# Your instructions
Output the lines that follow exactly as they are.

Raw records
■ ■ ■ ■ ■

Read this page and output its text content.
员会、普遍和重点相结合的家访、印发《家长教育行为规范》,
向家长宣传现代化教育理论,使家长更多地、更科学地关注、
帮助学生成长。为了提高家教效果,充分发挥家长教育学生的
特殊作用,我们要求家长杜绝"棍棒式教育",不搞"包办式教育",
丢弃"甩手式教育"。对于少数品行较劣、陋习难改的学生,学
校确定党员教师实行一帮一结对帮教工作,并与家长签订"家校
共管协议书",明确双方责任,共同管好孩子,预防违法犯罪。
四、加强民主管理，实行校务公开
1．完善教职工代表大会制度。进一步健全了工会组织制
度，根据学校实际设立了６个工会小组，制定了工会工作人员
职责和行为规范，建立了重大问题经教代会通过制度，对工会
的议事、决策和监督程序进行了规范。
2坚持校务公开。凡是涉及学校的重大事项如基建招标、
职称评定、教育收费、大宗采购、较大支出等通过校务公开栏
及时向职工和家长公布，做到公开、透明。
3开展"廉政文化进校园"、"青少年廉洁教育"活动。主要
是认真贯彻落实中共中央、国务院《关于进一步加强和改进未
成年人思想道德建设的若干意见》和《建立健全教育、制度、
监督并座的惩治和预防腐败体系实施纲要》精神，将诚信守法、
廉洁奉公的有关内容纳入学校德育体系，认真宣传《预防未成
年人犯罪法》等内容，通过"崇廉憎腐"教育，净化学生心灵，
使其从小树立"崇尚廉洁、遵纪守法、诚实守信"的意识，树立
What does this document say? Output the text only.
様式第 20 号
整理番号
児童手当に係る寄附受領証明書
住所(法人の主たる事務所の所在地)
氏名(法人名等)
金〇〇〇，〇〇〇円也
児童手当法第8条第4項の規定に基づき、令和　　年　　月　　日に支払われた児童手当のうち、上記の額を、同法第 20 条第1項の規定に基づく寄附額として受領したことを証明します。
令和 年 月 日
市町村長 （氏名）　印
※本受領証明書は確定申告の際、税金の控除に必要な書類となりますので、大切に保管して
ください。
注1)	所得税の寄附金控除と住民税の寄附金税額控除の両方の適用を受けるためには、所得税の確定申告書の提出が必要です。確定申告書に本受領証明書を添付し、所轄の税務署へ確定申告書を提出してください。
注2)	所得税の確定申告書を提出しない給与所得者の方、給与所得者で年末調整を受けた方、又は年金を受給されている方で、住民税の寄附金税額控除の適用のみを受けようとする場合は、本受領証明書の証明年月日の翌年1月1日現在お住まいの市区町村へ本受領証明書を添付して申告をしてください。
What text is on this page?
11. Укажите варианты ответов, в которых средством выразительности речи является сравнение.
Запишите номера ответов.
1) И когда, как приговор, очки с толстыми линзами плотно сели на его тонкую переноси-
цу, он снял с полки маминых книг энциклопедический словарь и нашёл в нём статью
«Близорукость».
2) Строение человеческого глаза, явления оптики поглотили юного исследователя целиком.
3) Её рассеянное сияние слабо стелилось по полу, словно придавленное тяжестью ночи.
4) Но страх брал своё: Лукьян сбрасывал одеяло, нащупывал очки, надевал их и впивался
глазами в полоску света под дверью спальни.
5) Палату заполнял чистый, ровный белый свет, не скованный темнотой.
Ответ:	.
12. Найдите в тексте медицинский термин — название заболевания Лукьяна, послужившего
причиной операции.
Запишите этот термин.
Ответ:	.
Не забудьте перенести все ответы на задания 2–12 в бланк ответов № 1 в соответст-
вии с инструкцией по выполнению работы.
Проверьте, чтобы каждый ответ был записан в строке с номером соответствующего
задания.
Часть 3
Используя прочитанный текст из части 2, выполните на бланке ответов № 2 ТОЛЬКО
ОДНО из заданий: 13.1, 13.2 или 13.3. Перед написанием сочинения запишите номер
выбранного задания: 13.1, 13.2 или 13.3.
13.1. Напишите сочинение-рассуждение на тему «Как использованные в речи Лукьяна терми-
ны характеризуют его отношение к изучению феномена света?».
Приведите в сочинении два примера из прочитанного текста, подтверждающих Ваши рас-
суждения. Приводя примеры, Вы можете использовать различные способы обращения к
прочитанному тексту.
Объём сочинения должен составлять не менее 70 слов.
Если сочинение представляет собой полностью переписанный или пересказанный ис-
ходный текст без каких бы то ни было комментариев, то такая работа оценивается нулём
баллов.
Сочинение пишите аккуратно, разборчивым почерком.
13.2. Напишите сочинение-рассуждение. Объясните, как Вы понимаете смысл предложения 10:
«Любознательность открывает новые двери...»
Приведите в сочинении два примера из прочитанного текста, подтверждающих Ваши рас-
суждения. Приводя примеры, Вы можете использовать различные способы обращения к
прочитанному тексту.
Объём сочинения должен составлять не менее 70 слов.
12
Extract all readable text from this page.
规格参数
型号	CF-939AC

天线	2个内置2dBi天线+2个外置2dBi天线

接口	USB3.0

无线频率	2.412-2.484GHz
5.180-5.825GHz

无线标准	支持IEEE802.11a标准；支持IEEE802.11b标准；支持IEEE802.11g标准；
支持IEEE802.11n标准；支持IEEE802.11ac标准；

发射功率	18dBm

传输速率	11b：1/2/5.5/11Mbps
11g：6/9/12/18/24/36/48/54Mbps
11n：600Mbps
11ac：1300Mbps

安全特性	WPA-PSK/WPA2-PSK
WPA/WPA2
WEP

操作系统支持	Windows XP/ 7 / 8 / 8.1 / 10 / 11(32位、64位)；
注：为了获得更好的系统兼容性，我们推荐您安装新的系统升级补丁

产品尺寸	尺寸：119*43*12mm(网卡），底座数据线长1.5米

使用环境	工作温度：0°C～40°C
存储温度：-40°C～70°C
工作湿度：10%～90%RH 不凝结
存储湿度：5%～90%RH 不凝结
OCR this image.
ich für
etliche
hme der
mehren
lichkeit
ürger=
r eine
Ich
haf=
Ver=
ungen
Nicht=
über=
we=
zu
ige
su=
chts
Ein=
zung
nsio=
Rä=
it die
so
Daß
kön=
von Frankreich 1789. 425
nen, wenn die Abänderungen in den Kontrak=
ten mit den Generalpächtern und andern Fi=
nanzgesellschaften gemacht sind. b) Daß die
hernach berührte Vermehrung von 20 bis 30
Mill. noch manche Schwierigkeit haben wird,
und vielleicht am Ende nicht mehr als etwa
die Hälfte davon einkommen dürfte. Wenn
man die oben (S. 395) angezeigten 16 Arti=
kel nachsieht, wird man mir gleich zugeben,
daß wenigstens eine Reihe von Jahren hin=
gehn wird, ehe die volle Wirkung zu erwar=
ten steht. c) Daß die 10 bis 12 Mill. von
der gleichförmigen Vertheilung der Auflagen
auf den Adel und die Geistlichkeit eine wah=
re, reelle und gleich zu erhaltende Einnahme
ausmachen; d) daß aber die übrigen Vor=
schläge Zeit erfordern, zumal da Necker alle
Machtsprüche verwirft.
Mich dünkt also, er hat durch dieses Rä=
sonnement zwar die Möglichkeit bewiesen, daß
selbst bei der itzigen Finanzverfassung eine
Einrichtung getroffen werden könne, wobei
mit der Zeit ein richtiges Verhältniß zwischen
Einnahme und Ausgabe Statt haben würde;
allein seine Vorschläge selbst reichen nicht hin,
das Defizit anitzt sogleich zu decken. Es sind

■ ■ ■ ■ ■

# Output of the exercise
Read this page and output its text content.
员会、普遍和重点相结合的家访、印发《家长教育行为规范》,
向家长宣传现代化教育理论,使家长更多地、更科学地关注、
帮助学生成长。为了提高家教效果,充分发挥家长教育学生的
特殊作用,我们要求家长杜绝"棍棒式教育",不搞"包办式教育",
丢弃"甩手式教育"。对于少数品行较劣、陋习难改的学生,学
校确定党员教师实行一帮一结对帮教工作,并与家长签订"家校
共管协议书",明确双方责任,共同管好孩子,预防违法犯罪。
四、加强民主管理，实行校务公开
1．完善教职工代表大会制度。进一步健全了工会组织制
度，根据学校实际设立了６个工会小组，制定了工会工作人员
职责和行为规范，建立了重大问题经教代会通过制度，对工会
的议事、决策和监督程序进行了规范。
2坚持校务公开。凡是涉及学校的重大事项如基建招标、
职称评定、教育收费、大宗采购、较大支出等通过校务公开栏
及时向职工和家长公布，做到公开、透明。
3开展"廉政文化进校园"、"青少年廉洁教育"活动。主要
是认真贯彻落实中共中央、国务院《关于进一步加强和改进未
成年人思想道德建设的若干意见》和《建立健全教育、制度、
监督并座的惩治和预防腐败体系实施纲要》精神，将诚信守法、
廉洁奉公的有关内容纳入学校德育体系，认真宣传《预防未成
年人犯罪法》等内容，通过"崇廉憎腐"教育，净化学生心灵，
使其从小树立"崇尚廉洁、遵纪守法、诚实守信"的意识，树立
What does this document say? Output the text only.
様式第 20 号
整理番号
児童手当に係る寄附受領証明書
住所(法人の主たる事務所の所在地)
氏名(法人名等)
金〇〇〇，〇〇〇円也
児童手当法第8条第4項の規定に基づき、令和　　年　　月　　日に支払われた児童手当のうち、上記の額を、同法第 20 条第1項の規定に基づく寄附額として受領したことを証明します。
令和 年 月 日
市町村長 （氏名）　印
※本受領証明書は確定申告の際、税金の控除に必要な書類となりますので、大切に保管して
ください。
注1)	所得税の寄附金控除と住民税の寄附金税額控除の両方の適用を受けるためには、所得税の確定申告書の提出が必要です。確定申告書に本受領証明書を添付し、所轄の税務署へ確定申告書を提出してください。
注2)	所得税の確定申告書を提出しない給与所得者の方、給与所得者で年末調整を受けた方、又は年金を受給されている方で、住民税の寄附金税額控除の適用のみを受けようとする場合は、本受領証明書の証明年月日の翌年1月1日現在お住まいの市区町村へ本受領証明書を添付して申告をしてください。
What text is on this page?
11. Укажите варианты ответов, в которых средством выразительности речи является сравнение.
Запишите номера ответов.
1) И когда, как приговор, очки с толстыми линзами плотно сели на его тонкую переноси-
цу, он снял с полки маминых книг энциклопедический словарь и нашёл в нём статью
«Близорукость».
2) Строение человеческого глаза, явления оптики поглотили юного исследователя целиком.
3) Её рассеянное сияние слабо стелилось по полу, словно придавленное тяжестью ночи.
4) Но страх брал своё: Лукьян сбрасывал одеяло, нащупывал очки, надевал их и впивался
глазами в полоску света под дверью спальни.
5) Палату заполнял чистый, ровный белый свет, не скованный темнотой.
Ответ:	.
12. Найдите в тексте медицинский термин — название заболевания Лукьяна, послужившего
причиной операции.
Запишите этот термин.
Ответ:	.
Не забудьте перенести все ответы на задания 2–12 в бланк ответов № 1 в соответст-
вии с инструкцией по выполнению работы.
Проверьте, чтобы каждый ответ был записан в строке с номером соответствующего
задания.
Часть 3
Используя прочитанный текст из части 2, выполните на бланке ответов № 2 ТОЛЬКО
ОДНО из заданий: 13.1, 13.2 или 13.3. Перед написанием сочинения запишите номер
выбранного задания: 13.1, 13.2 или 13.3.
13.1. Напишите сочинение-рассуждение на тему «Как использованные в речи Лукьяна терми-
ны характеризуют его отношение к изучению феномена света?».
Приведите в сочинении два примера из прочитанного текста, подтверждающих Ваши рас-
суждения. Приводя примеры, Вы можете использовать различные способы обращения к
прочитанному тексту.
Объём сочинения должен составлять не менее 70 слов.
Если сочинение представляет собой полностью переписанный или пересказанный ис-
ходный текст без каких бы то ни было комментариев, то такая работа оценивается нулём
баллов.
Сочинение пишите аккуратно, разборчивым почерком.
13.2. Напишите сочинение-рассуждение. Объясните, как Вы понимаете смысл предложения 10:
«Любознательность открывает новые двери...»
Приведите в сочинении два примера из прочитанного текста, подтверждающих Ваши рас-
суждения. Приводя примеры, Вы можете использовать различные способы обращения к
прочитанному тексту.
Объём сочинения должен составлять не менее 70 слов.
12
Extract all readable text from this page.
规格参数
型号	CF-939AC

天线	2个内置2dBi天线+2个外置2dBi天线

接口	USB3.0

无线频率	2.412-2.484GHz
5.180-5.825GHz

无线标准	支持IEEE802.11a标准；支持IEEE802.11b标准；支持IEEE802.11g标准；
支持IEEE802.11n标准；支持IEEE802.11ac标准；

发射功率	18dBm

传输速率	11b：1/2/5.5/11Mbps
11g：6/9/12/18/24/36/48/54Mbps
11n：600Mbps
11ac：1300Mbps

安全特性	WPA-PSK/WPA2-PSK
WPA/WPA2
WEP

操作系统支持	Windows XP/ 7 / 8 / 8.1 / 10 / 11(32位、64位)；
注：为了获得更好的系统兼容性，我们推荐您安装新的系统升级补丁

产品尺寸	尺寸：119*43*12mm(网卡），底座数据线长1.5米

使用环境	工作温度：0°C～40°C
存储温度：-40°C～70°C
工作湿度：10%～90%RH 不凝结
存储湿度：5%～90%RH 不凝结
OCR this image.
ich für
etliche
hme der
mehren
lichkeit
ürger=
r eine
Ich
haf=
Ver=
ungen
Nicht=
über=
we=
zu
ige
su=
chts
Ein=
zung
nsio=
Rä=
it die
so
Daß
kön=
von Frankreich 1789. 425
nen, wenn die Abänderungen in den Kontrak=
ten mit den Generalpächtern und andern Fi=
nanzgesellschaften gemacht sind. b) Daß die
hernach berührte Vermehrung von 20 bis 30
Mill. noch manche Schwierigkeit haben wird,
und vielleicht am Ende nicht mehr als etwa
die Hälfte davon einkommen dürfte. Wenn
man die oben (S. 395) angezeigten 16 Arti=
kel nachsieht, wird man mir gleich zugeben,
daß wenigstens eine Reihe von Jahren hin=
gehn wird, ehe die volle Wirkung zu erwar=
ten steht. c) Daß die 10 bis 12 Mill. von
der gleichförmigen Vertheilung der Auflagen
auf den Adel und die Geistlichkeit eine wah=
re, reelle und gleich zu erhaltende Einnahme
ausmachen; d) daß aber die übrigen Vor=
schläge Zeit erfordern, zumal da Necker alle
Machtsprüche verwirft.
Mich dünkt also, er hat durch dieses Rä=
sonnement zwar die Möglichkeit bewiesen, daß
selbst bei der itzigen Finanzverfassung eine
Einrichtung getroffen werden könne, wobei
mit der Zeit ein richtiges Verhältniß zwischen
Einnahme und Ausgabe Statt haben würde;
allein seine Vorschläge selbst reichen nicht hin,
das Defizit anitzt sogleich zu decken. Es sind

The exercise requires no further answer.